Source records
_____

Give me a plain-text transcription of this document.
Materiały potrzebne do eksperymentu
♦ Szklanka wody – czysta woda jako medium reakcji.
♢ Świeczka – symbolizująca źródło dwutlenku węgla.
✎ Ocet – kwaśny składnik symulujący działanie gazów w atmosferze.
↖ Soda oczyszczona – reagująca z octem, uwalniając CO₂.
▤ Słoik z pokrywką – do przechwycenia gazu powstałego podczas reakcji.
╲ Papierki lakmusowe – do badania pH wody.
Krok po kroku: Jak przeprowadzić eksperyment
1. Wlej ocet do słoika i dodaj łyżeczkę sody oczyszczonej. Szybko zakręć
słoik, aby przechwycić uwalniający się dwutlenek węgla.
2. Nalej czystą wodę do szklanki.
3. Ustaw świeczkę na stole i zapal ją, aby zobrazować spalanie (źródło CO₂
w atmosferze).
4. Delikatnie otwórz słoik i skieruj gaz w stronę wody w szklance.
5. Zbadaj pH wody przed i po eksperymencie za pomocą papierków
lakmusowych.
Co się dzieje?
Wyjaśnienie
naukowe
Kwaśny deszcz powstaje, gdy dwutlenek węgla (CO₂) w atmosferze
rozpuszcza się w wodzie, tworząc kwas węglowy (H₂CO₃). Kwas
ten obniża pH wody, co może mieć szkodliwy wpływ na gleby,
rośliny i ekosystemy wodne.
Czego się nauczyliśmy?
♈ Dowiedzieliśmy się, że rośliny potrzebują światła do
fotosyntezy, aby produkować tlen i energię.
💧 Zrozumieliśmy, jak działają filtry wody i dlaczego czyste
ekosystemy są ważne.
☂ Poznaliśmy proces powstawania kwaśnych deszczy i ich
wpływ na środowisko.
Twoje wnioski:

_____

● EXERCISE
State how many lines hold the word "węgla". The number is the whole answer.

● RESPONSE BELOW
3